EXERCISE DIRECTIONS
Write out the material again word for word, dropping any images it holds.
= = =
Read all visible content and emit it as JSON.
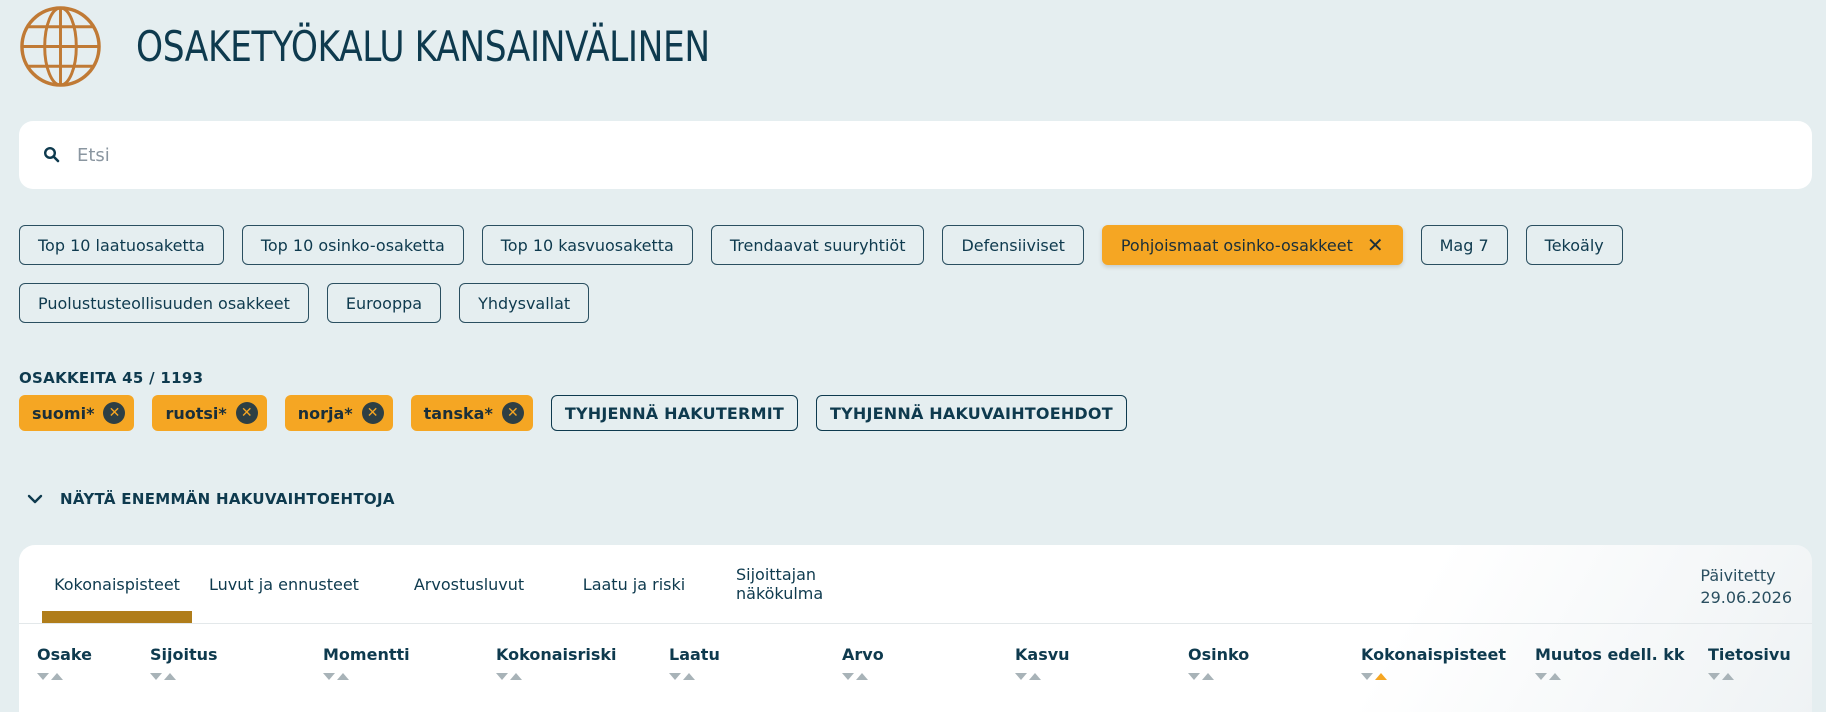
{
  "app": {
    "title": "OSAKETYÖKALU KANSAINVÄLINEN"
  },
  "search": {
    "placeholder": "Etsi"
  },
  "presets": {
    "row1": [
      {
        "label": "Top 10 laatuosaketta",
        "active": false
      },
      {
        "label": "Top 10 osinko-osaketta",
        "active": false
      },
      {
        "label": "Top 10 kasvuosaketta",
        "active": false
      },
      {
        "label": "Trendaavat suuryhtiöt",
        "active": false
      },
      {
        "label": "Defensiiviset",
        "active": false
      },
      {
        "label": "Pohjoismaat osinko-osakkeet",
        "active": true
      },
      {
        "label": "Mag 7",
        "active": false
      },
      {
        "label": "Tekoäly",
        "active": false
      }
    ],
    "row2": [
      {
        "label": "Puolustusteollisuuden osakkeet",
        "active": false
      },
      {
        "label": "Eurooppa",
        "active": false
      },
      {
        "label": "Yhdysvallat",
        "active": false
      }
    ],
    "active_close": "✕"
  },
  "results": {
    "count_label": "OSAKKEITA 45 / 1193"
  },
  "search_terms": [
    "suomi*",
    "ruotsi*",
    "norja*",
    "tanska*"
  ],
  "actions": {
    "clear_terms": "TYHJENNÄ HAKUTERMIT",
    "clear_options": "TYHJENNÄ HAKUVAIHTOEHDOT",
    "show_more": "NÄYTÄ ENEMMÄN HAKUVAIHTOEHTOJA"
  },
  "tabs": [
    "Kokonaispisteet",
    "Luvut ja ennusteet",
    "Arvostusluvut",
    "Laatu ja riski",
    "Sijoittajan näkökulma"
  ],
  "updated": {
    "label": "Päivitetty",
    "date": "29.06.2026"
  },
  "columns": [
    "Osake",
    "Sijoitus",
    "Momentti",
    "Kokonaisriski",
    "Laatu",
    "Arvo",
    "Kasvu",
    "Osinko",
    "Kokonaispisteet",
    "Muutos edell. kk",
    "Tietosivu"
  ],
  "colors": {
    "accent": "#f5a623",
    "primary": "#0e3a4e",
    "background": "#e5eef0",
    "tab_indicator": "#b07d1a",
    "logo": "#c07a35"
  }
}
= = =
RESPONSE FOR THIS EXERCISE
Read all visible content and emit it as JSON.
{
  "app": {
    "title": "OSAKETYÖKALU KANSAINVÄLINEN"
  },
  "search": {
    "placeholder": "Etsi"
  },
  "presets": {
    "row1": [
      {
        "label": "Top 10 laatuosaketta",
        "active": false
      },
      {
        "label": "Top 10 osinko-osaketta",
        "active": false
      },
      {
        "label": "Top 10 kasvuosaketta",
        "active": false
      },
      {
        "label": "Trendaavat suuryhtiöt",
        "active": false
      },
      {
        "label": "Defensiiviset",
        "active": false
      },
      {
        "label": "Pohjoismaat osinko-osakkeet",
        "active": true
      },
      {
        "label": "Mag 7",
        "active": false
      },
      {
        "label": "Tekoäly",
        "active": false
      }
    ],
    "row2": [
      {
        "label": "Puolustusteollisuuden osakkeet",
        "active": false
      },
      {
        "label": "Eurooppa",
        "active": false
      },
      {
        "label": "Yhdysvallat",
        "active": false
      }
    ],
    "active_close": "✕"
  },
  "results": {
    "count_label": "OSAKKEITA 45 / 1193"
  },
  "search_terms": [
    "suomi*",
    "ruotsi*",
    "norja*",
    "tanska*"
  ],
  "actions": {
    "clear_terms": "TYHJENNÄ HAKUTERMIT",
    "clear_options": "TYHJENNÄ HAKUVAIHTOEHDOT",
    "show_more": "NÄYTÄ ENEMMÄN HAKUVAIHTOEHTOJA"
  },
  "tabs": [
    "Kokonaispisteet",
    "Luvut ja ennusteet",
    "Arvostusluvut",
    "Laatu ja riski",
    "Sijoittajan näkökulma"
  ],
  "updated": {
    "label": "Päivitetty",
    "date": "29.06.2026"
  },
  "columns": [
    "Osake",
    "Sijoitus",
    "Momentti",
    "Kokonaisriski",
    "Laatu",
    "Arvo",
    "Kasvu",
    "Osinko",
    "Kokonaispisteet",
    "Muutos edell. kk",
    "Tietosivu"
  ],
  "colors": {
    "accent": "#f5a623",
    "primary": "#0e3a4e",
    "background": "#e5eef0",
    "tab_indicator": "#b07d1a",
    "logo": "#c07a35"
  }
}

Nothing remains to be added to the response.